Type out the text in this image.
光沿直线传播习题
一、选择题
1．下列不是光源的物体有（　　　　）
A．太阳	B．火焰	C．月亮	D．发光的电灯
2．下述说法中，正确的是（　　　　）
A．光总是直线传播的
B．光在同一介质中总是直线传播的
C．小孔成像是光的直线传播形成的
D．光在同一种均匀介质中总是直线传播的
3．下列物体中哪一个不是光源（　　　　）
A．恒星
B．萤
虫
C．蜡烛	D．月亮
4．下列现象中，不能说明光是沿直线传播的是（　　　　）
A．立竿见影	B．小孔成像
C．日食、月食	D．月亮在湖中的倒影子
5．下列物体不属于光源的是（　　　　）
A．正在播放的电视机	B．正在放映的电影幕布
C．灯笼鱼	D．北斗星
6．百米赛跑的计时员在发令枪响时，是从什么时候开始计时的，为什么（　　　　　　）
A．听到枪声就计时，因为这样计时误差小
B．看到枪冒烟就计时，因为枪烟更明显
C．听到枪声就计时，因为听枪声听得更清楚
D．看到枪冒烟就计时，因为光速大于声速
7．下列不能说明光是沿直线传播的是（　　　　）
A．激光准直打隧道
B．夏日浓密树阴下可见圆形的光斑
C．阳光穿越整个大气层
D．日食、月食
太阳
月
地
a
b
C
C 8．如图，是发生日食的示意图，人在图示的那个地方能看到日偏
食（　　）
____________
Each line above must be reproduced exactly as it stands.

Type out the text in this image.
光沿直线传播习题
一、选择题
1．下列不是光源的物体有（　　　　）
A．太阳	B．火焰	C．月亮	D．发光的电灯
2．下述说法中，正确的是（　　　　）
A．光总是直线传播的
B．光在同一介质中总是直线传播的
C．小孔成像是光的直线传播形成的
D．光在同一种均匀介质中总是直线传播的
3．下列物体中哪一个不是光源（　　　　）
A．恒星
B．萤
虫
C．蜡烛	D．月亮
4．下列现象中，不能说明光是沿直线传播的是（　　　　）
A．立竿见影	B．小孔成像
C．日食、月食	D．月亮在湖中的倒影子
5．下列物体不属于光源的是（　　　　）
A．正在播放的电视机	B．正在放映的电影幕布
C．灯笼鱼	D．北斗星
6．百米赛跑的计时员在发令枪响时，是从什么时候开始计时的，为什么（　　　　　　）
A．听到枪声就计时，因为这样计时误差小
B．看到枪冒烟就计时，因为枪烟更明显
C．听到枪声就计时，因为听枪声听得更清楚
D．看到枪冒烟就计时，因为光速大于声速
7．下列不能说明光是沿直线传播的是（　　　　）
A．激光准直打隧道
B．夏日浓密树阴下可见圆形的光斑
C．阳光穿越整个大气层
D．日食、月食
太阳
月
地
a
b
C
C 8．如图，是发生日食的示意图，人在图示的那个地方能看到日偏
食（　　）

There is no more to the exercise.